---- Dataset entries

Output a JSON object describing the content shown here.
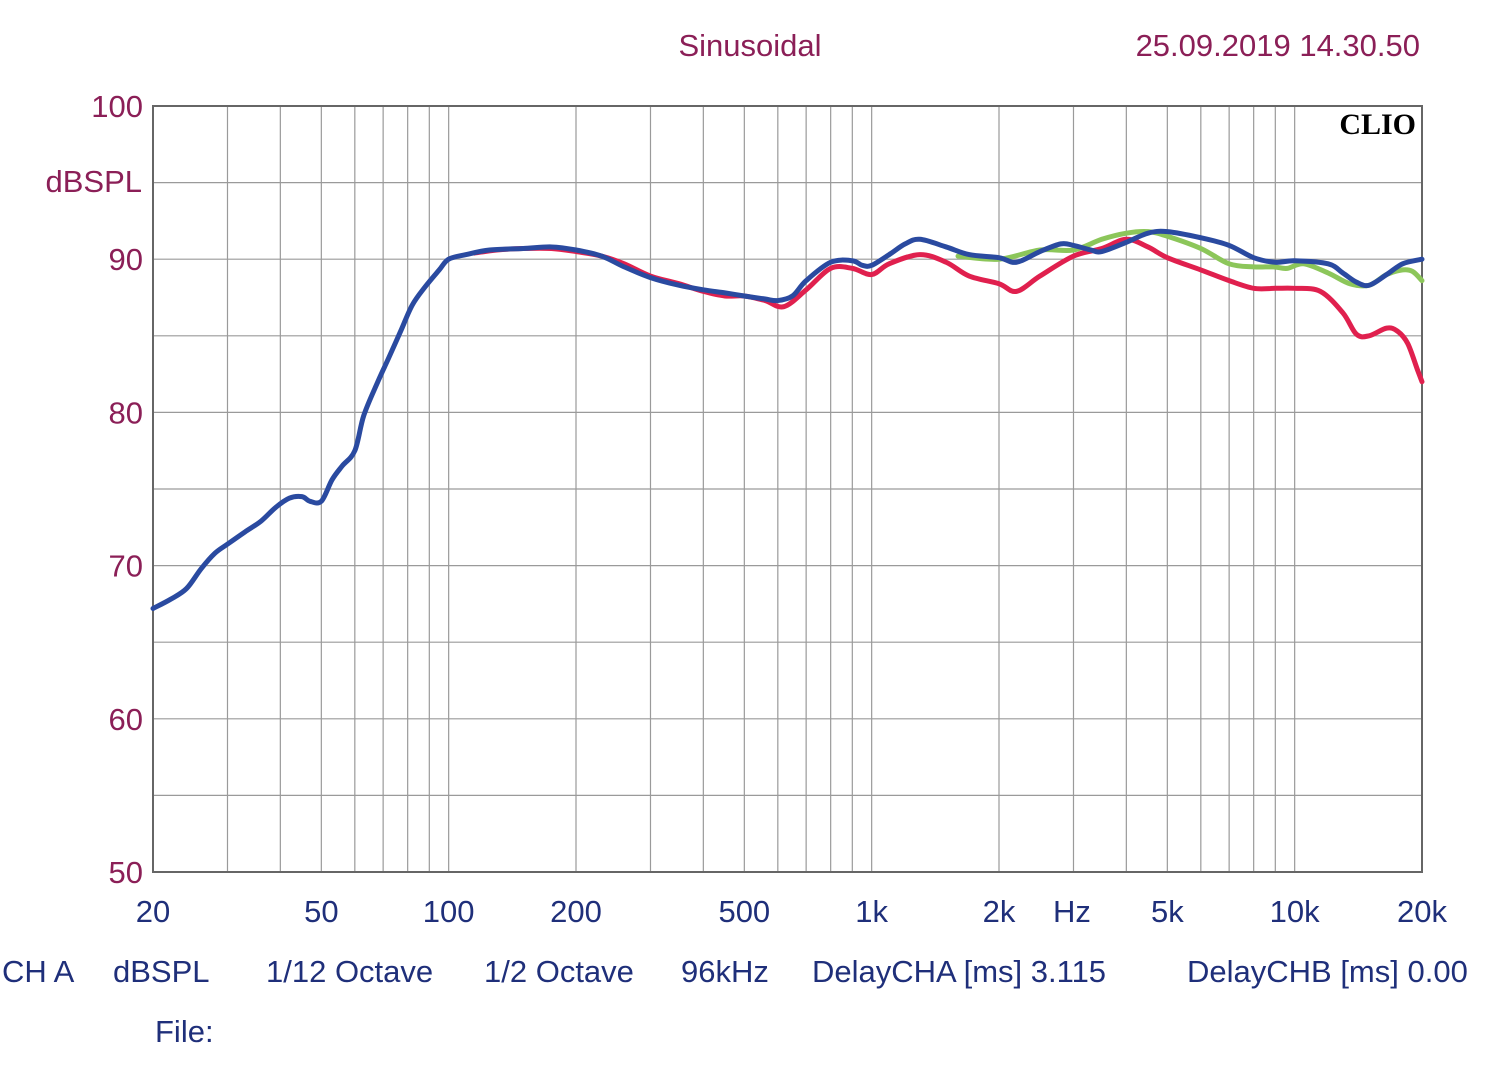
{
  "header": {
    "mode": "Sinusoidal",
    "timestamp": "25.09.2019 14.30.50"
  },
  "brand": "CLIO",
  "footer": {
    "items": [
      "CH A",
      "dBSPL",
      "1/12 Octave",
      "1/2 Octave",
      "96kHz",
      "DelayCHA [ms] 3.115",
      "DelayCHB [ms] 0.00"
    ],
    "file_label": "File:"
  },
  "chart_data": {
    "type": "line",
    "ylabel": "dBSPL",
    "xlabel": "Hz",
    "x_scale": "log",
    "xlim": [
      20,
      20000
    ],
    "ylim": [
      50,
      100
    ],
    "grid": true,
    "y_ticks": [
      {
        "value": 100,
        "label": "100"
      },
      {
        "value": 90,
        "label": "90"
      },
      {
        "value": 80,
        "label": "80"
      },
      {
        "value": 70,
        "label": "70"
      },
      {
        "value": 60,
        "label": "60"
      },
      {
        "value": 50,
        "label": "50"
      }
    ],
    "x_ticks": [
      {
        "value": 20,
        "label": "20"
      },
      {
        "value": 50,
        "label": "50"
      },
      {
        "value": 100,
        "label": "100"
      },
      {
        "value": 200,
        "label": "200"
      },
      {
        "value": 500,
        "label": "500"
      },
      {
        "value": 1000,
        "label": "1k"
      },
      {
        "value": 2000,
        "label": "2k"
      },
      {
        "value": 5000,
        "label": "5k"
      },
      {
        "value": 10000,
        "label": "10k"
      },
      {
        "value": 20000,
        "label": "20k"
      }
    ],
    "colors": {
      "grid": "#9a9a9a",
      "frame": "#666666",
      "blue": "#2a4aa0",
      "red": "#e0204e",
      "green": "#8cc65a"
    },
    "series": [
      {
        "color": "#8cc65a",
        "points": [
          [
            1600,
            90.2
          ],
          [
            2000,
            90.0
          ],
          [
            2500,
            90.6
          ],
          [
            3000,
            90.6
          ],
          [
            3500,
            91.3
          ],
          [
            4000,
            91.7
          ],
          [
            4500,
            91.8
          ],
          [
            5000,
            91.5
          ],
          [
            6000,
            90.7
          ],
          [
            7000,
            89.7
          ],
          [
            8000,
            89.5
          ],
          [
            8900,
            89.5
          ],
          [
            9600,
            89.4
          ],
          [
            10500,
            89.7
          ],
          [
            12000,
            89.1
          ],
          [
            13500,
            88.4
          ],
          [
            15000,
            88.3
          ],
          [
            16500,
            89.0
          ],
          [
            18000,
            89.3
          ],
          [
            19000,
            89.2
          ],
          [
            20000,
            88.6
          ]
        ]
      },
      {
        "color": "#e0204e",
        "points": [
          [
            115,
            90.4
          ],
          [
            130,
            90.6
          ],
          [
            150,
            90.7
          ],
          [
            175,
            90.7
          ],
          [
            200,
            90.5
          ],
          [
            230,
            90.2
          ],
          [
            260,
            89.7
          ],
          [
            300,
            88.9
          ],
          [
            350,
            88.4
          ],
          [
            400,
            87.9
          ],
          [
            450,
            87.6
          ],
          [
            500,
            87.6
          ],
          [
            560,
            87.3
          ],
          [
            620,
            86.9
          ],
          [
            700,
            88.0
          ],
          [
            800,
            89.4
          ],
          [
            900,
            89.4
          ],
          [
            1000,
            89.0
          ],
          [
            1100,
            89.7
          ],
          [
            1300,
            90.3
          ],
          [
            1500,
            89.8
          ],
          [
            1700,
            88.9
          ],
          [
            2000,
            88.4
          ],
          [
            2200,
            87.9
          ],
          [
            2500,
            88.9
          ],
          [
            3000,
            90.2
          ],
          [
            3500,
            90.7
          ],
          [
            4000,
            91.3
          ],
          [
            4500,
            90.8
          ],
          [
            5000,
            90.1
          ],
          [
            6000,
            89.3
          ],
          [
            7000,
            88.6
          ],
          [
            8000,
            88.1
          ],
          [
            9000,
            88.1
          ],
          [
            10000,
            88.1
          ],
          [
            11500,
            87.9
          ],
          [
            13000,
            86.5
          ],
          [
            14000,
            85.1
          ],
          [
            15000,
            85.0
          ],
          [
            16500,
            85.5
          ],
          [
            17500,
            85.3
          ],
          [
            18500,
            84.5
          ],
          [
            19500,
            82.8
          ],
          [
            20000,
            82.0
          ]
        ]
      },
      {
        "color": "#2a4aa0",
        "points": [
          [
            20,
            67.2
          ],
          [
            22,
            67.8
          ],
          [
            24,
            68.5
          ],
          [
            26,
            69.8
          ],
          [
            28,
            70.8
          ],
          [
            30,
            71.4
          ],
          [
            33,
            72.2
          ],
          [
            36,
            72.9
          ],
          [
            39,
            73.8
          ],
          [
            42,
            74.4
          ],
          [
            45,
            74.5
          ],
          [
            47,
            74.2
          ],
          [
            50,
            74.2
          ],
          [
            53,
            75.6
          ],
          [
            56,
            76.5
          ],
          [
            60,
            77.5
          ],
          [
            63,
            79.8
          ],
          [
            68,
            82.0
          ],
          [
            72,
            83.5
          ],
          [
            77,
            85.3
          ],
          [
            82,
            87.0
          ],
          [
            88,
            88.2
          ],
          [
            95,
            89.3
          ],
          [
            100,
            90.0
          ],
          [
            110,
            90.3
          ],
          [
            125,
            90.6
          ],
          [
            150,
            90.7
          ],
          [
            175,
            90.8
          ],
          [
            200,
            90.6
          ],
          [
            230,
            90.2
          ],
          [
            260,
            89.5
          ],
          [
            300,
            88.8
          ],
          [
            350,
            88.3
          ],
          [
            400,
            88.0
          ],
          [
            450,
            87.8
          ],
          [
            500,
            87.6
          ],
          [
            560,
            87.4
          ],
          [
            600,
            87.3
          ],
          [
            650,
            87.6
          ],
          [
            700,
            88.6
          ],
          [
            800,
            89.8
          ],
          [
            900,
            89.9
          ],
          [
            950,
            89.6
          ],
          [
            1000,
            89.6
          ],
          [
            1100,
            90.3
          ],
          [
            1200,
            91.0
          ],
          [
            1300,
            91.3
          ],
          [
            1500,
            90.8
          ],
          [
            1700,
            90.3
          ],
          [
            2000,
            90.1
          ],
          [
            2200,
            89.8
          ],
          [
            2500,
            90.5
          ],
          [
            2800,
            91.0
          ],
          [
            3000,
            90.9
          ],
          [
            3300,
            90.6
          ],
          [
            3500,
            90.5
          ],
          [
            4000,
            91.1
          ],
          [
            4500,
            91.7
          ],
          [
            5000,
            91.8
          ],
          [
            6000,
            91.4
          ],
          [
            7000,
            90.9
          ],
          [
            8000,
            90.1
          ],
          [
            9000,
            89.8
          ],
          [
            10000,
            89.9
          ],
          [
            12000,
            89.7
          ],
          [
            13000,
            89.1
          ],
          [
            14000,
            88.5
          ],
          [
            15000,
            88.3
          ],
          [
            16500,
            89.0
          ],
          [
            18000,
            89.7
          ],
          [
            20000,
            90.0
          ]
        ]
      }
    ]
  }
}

--------

What the exercise asks: Your copy should repeat each entry above exactly but contain no pictures.

Solved problem:
Output a JSON object describing the content shown here.
{
  "header": {
    "mode": "Sinusoidal",
    "timestamp": "25.09.2019 14.30.50"
  },
  "brand": "CLIO",
  "footer": {
    "items": [
      "CH A",
      "dBSPL",
      "1/12 Octave",
      "1/2 Octave",
      "96kHz",
      "DelayCHA [ms] 3.115",
      "DelayCHB [ms] 0.00"
    ],
    "file_label": "File:"
  },
  "chart_data": {
    "type": "line",
    "ylabel": "dBSPL",
    "xlabel": "Hz",
    "x_scale": "log",
    "xlim": [
      20,
      20000
    ],
    "ylim": [
      50,
      100
    ],
    "grid": true,
    "y_ticks": [
      {
        "value": 100,
        "label": "100"
      },
      {
        "value": 90,
        "label": "90"
      },
      {
        "value": 80,
        "label": "80"
      },
      {
        "value": 70,
        "label": "70"
      },
      {
        "value": 60,
        "label": "60"
      },
      {
        "value": 50,
        "label": "50"
      }
    ],
    "x_ticks": [
      {
        "value": 20,
        "label": "20"
      },
      {
        "value": 50,
        "label": "50"
      },
      {
        "value": 100,
        "label": "100"
      },
      {
        "value": 200,
        "label": "200"
      },
      {
        "value": 500,
        "label": "500"
      },
      {
        "value": 1000,
        "label": "1k"
      },
      {
        "value": 2000,
        "label": "2k"
      },
      {
        "value": 5000,
        "label": "5k"
      },
      {
        "value": 10000,
        "label": "10k"
      },
      {
        "value": 20000,
        "label": "20k"
      }
    ],
    "colors": {
      "grid": "#9a9a9a",
      "frame": "#666666",
      "blue": "#2a4aa0",
      "red": "#e0204e",
      "green": "#8cc65a"
    },
    "series": [
      {
        "color": "#8cc65a",
        "points": [
          [
            1600,
            90.2
          ],
          [
            2000,
            90.0
          ],
          [
            2500,
            90.6
          ],
          [
            3000,
            90.6
          ],
          [
            3500,
            91.3
          ],
          [
            4000,
            91.7
          ],
          [
            4500,
            91.8
          ],
          [
            5000,
            91.5
          ],
          [
            6000,
            90.7
          ],
          [
            7000,
            89.7
          ],
          [
            8000,
            89.5
          ],
          [
            8900,
            89.5
          ],
          [
            9600,
            89.4
          ],
          [
            10500,
            89.7
          ],
          [
            12000,
            89.1
          ],
          [
            13500,
            88.4
          ],
          [
            15000,
            88.3
          ],
          [
            16500,
            89.0
          ],
          [
            18000,
            89.3
          ],
          [
            19000,
            89.2
          ],
          [
            20000,
            88.6
          ]
        ]
      },
      {
        "color": "#e0204e",
        "points": [
          [
            115,
            90.4
          ],
          [
            130,
            90.6
          ],
          [
            150,
            90.7
          ],
          [
            175,
            90.7
          ],
          [
            200,
            90.5
          ],
          [
            230,
            90.2
          ],
          [
            260,
            89.7
          ],
          [
            300,
            88.9
          ],
          [
            350,
            88.4
          ],
          [
            400,
            87.9
          ],
          [
            450,
            87.6
          ],
          [
            500,
            87.6
          ],
          [
            560,
            87.3
          ],
          [
            620,
            86.9
          ],
          [
            700,
            88.0
          ],
          [
            800,
            89.4
          ],
          [
            900,
            89.4
          ],
          [
            1000,
            89.0
          ],
          [
            1100,
            89.7
          ],
          [
            1300,
            90.3
          ],
          [
            1500,
            89.8
          ],
          [
            1700,
            88.9
          ],
          [
            2000,
            88.4
          ],
          [
            2200,
            87.9
          ],
          [
            2500,
            88.9
          ],
          [
            3000,
            90.2
          ],
          [
            3500,
            90.7
          ],
          [
            4000,
            91.3
          ],
          [
            4500,
            90.8
          ],
          [
            5000,
            90.1
          ],
          [
            6000,
            89.3
          ],
          [
            7000,
            88.6
          ],
          [
            8000,
            88.1
          ],
          [
            9000,
            88.1
          ],
          [
            10000,
            88.1
          ],
          [
            11500,
            87.9
          ],
          [
            13000,
            86.5
          ],
          [
            14000,
            85.1
          ],
          [
            15000,
            85.0
          ],
          [
            16500,
            85.5
          ],
          [
            17500,
            85.3
          ],
          [
            18500,
            84.5
          ],
          [
            19500,
            82.8
          ],
          [
            20000,
            82.0
          ]
        ]
      },
      {
        "color": "#2a4aa0",
        "points": [
          [
            20,
            67.2
          ],
          [
            22,
            67.8
          ],
          [
            24,
            68.5
          ],
          [
            26,
            69.8
          ],
          [
            28,
            70.8
          ],
          [
            30,
            71.4
          ],
          [
            33,
            72.2
          ],
          [
            36,
            72.9
          ],
          [
            39,
            73.8
          ],
          [
            42,
            74.4
          ],
          [
            45,
            74.5
          ],
          [
            47,
            74.2
          ],
          [
            50,
            74.2
          ],
          [
            53,
            75.6
          ],
          [
            56,
            76.5
          ],
          [
            60,
            77.5
          ],
          [
            63,
            79.8
          ],
          [
            68,
            82.0
          ],
          [
            72,
            83.5
          ],
          [
            77,
            85.3
          ],
          [
            82,
            87.0
          ],
          [
            88,
            88.2
          ],
          [
            95,
            89.3
          ],
          [
            100,
            90.0
          ],
          [
            110,
            90.3
          ],
          [
            125,
            90.6
          ],
          [
            150,
            90.7
          ],
          [
            175,
            90.8
          ],
          [
            200,
            90.6
          ],
          [
            230,
            90.2
          ],
          [
            260,
            89.5
          ],
          [
            300,
            88.8
          ],
          [
            350,
            88.3
          ],
          [
            400,
            88.0
          ],
          [
            450,
            87.8
          ],
          [
            500,
            87.6
          ],
          [
            560,
            87.4
          ],
          [
            600,
            87.3
          ],
          [
            650,
            87.6
          ],
          [
            700,
            88.6
          ],
          [
            800,
            89.8
          ],
          [
            900,
            89.9
          ],
          [
            950,
            89.6
          ],
          [
            1000,
            89.6
          ],
          [
            1100,
            90.3
          ],
          [
            1200,
            91.0
          ],
          [
            1300,
            91.3
          ],
          [
            1500,
            90.8
          ],
          [
            1700,
            90.3
          ],
          [
            2000,
            90.1
          ],
          [
            2200,
            89.8
          ],
          [
            2500,
            90.5
          ],
          [
            2800,
            91.0
          ],
          [
            3000,
            90.9
          ],
          [
            3300,
            90.6
          ],
          [
            3500,
            90.5
          ],
          [
            4000,
            91.1
          ],
          [
            4500,
            91.7
          ],
          [
            5000,
            91.8
          ],
          [
            6000,
            91.4
          ],
          [
            7000,
            90.9
          ],
          [
            8000,
            90.1
          ],
          [
            9000,
            89.8
          ],
          [
            10000,
            89.9
          ],
          [
            12000,
            89.7
          ],
          [
            13000,
            89.1
          ],
          [
            14000,
            88.5
          ],
          [
            15000,
            88.3
          ],
          [
            16500,
            89.0
          ],
          [
            18000,
            89.7
          ],
          [
            20000,
            90.0
          ]
        ]
      }
    ]
  }
}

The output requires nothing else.